• **MATERIAL SUPPLIED**

# # # # # # #

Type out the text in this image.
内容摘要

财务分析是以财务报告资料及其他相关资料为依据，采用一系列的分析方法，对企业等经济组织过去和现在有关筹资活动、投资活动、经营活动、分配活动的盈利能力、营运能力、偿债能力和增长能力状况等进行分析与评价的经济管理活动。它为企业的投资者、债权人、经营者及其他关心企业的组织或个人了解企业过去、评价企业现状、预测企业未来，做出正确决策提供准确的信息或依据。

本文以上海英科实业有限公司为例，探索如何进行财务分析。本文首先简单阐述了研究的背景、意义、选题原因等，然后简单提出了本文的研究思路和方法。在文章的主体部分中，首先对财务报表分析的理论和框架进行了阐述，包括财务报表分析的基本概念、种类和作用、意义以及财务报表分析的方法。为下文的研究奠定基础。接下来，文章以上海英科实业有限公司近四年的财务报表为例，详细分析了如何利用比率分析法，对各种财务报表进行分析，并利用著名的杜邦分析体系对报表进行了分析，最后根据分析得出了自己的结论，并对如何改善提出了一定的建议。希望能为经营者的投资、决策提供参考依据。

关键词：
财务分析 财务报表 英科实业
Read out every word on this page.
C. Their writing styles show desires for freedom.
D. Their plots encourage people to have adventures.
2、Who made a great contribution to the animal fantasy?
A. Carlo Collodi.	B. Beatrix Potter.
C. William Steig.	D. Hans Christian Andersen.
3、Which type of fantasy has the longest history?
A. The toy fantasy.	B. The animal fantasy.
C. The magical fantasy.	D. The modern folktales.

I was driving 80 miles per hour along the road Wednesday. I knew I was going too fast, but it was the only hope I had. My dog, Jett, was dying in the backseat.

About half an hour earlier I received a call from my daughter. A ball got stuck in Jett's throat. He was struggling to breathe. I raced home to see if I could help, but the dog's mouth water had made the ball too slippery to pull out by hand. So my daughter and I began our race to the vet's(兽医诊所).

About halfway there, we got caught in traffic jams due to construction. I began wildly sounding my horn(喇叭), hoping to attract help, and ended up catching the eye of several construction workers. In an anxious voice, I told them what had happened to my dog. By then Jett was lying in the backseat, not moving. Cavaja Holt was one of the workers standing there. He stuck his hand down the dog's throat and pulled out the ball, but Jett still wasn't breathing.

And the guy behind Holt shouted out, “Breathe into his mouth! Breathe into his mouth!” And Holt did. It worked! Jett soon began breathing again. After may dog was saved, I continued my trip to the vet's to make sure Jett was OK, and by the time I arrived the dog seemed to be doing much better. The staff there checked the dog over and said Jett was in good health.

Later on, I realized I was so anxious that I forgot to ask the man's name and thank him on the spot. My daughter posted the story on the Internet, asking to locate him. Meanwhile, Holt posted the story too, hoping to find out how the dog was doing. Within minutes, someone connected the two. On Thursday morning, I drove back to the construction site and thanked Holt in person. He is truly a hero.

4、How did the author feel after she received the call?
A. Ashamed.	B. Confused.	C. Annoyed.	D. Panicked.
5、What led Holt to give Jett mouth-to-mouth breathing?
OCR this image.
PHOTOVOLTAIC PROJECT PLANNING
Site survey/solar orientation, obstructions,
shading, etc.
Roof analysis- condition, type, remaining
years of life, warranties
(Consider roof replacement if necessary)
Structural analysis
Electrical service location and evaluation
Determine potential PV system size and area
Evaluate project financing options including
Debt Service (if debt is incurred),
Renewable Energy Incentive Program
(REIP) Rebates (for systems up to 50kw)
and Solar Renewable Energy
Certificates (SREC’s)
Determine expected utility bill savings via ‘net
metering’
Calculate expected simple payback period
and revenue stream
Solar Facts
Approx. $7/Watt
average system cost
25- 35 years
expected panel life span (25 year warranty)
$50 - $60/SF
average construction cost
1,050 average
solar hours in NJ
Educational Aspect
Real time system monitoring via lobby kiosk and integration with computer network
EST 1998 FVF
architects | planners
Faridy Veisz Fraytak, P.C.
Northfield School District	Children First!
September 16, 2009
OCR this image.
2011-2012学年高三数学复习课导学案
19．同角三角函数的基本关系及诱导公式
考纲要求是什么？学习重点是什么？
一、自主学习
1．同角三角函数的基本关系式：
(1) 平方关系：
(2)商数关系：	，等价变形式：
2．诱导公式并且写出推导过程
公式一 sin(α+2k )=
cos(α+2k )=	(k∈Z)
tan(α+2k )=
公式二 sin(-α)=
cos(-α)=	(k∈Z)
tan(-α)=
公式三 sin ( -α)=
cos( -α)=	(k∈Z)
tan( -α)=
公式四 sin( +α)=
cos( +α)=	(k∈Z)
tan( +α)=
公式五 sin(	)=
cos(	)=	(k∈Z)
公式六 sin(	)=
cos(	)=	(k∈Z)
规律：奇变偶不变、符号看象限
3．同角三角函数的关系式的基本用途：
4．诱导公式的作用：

# # # # # # #

• **PROBLEM DETAILS**
Select every line of the material above holding the word "hoping" and copy it.

• **ANSWER TO THIS EXERCISE**
About halfway there, we got caught in traffic jams due to construction. I began wildly sounding my horn(喇叭), hoping to attract help, and ended up catching the eye of several construction workers. In an anxious voice, I told them what had happened to my dog. By then Jett was lying in the backseat, not moving. Cavaja Holt was one of the workers standing there. He stuck his hand down the dog's throat and pulled out the ball, but Jett still wasn't breathing.
Later on, I realized I was so anxious that I forgot to ask the man's name and thank him on the spot. My daughter posted the story on the Internet, asking to locate him. Meanwhile, Holt posted the story too, hoping to find out how the dog was doing. Within minutes, someone connected the two. On Thursday morning, I drove back to the construction site and thanked Holt in person. He is truly a hero.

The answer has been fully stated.